WRITTEN TASK -
Look for "this" in each line of the entries, and return the matching lines.

· · · ·

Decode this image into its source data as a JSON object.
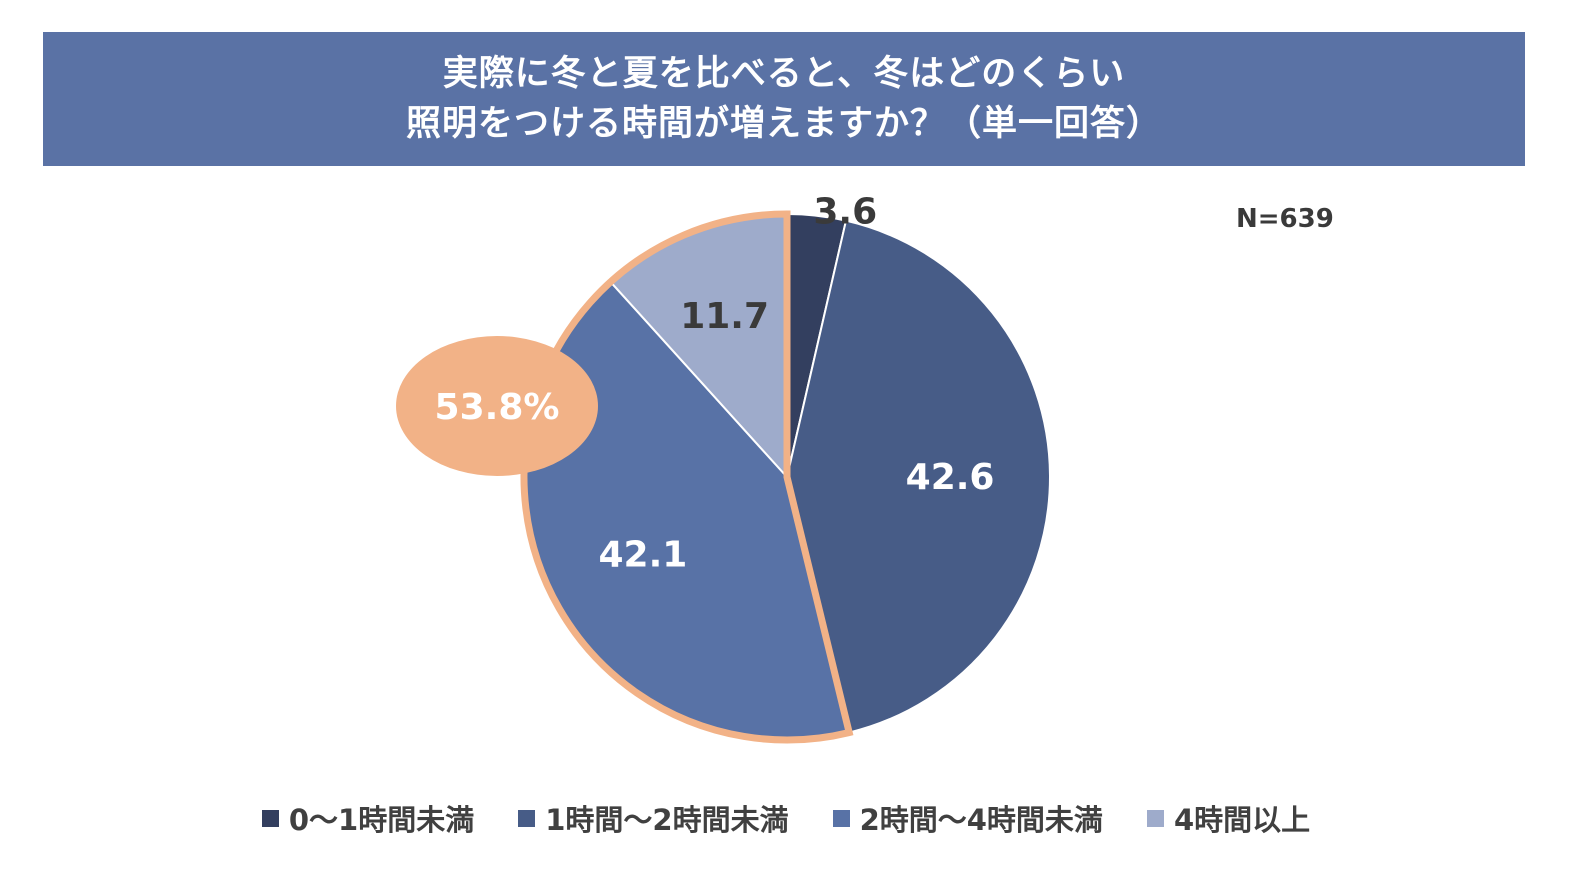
{
  "chart_data": {
    "type": "pie",
    "title_lines": [
      "実際に冬と夏を比べると、冬はどのくらい",
      "照明をつける時間が増えますか？（単一回答）"
    ],
    "sample_size": "N=639",
    "categories": [
      "0〜1時間未満",
      "1時間〜2時間未満",
      "2時間〜4時間未満",
      "4時間以上"
    ],
    "values": [
      3.6,
      42.6,
      42.1,
      11.7
    ],
    "value_labels": [
      "3.6",
      "42.6",
      "42.1",
      "11.7"
    ],
    "colors": [
      "#333f5f",
      "#475c87",
      "#5872a6",
      "#9eabcb"
    ],
    "label_colors": [
      "#3a3a3a",
      "#ffffff",
      "#ffffff",
      "#3a3a3a"
    ],
    "start_angle_deg": 0,
    "direction": "clockwise",
    "highlight": {
      "label": "53.8%",
      "categories": [
        "2時間〜4時間未満",
        "4時間以上"
      ],
      "color": "#f2b287"
    },
    "legend_position": "bottom"
  }
}
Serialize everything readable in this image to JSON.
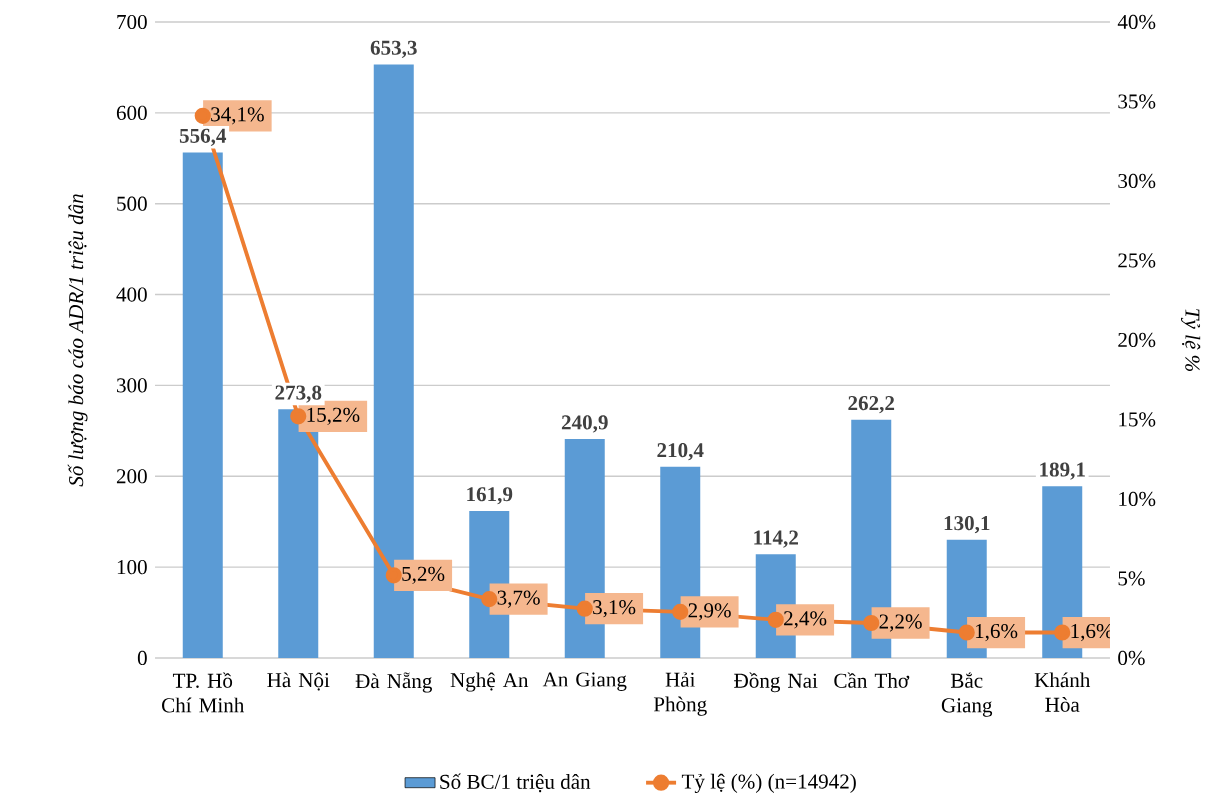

· · · ·

EXERCISE ANSWER -
Decode this image into its source data as a JSON object.
Serialize everything readable in this image to JSON.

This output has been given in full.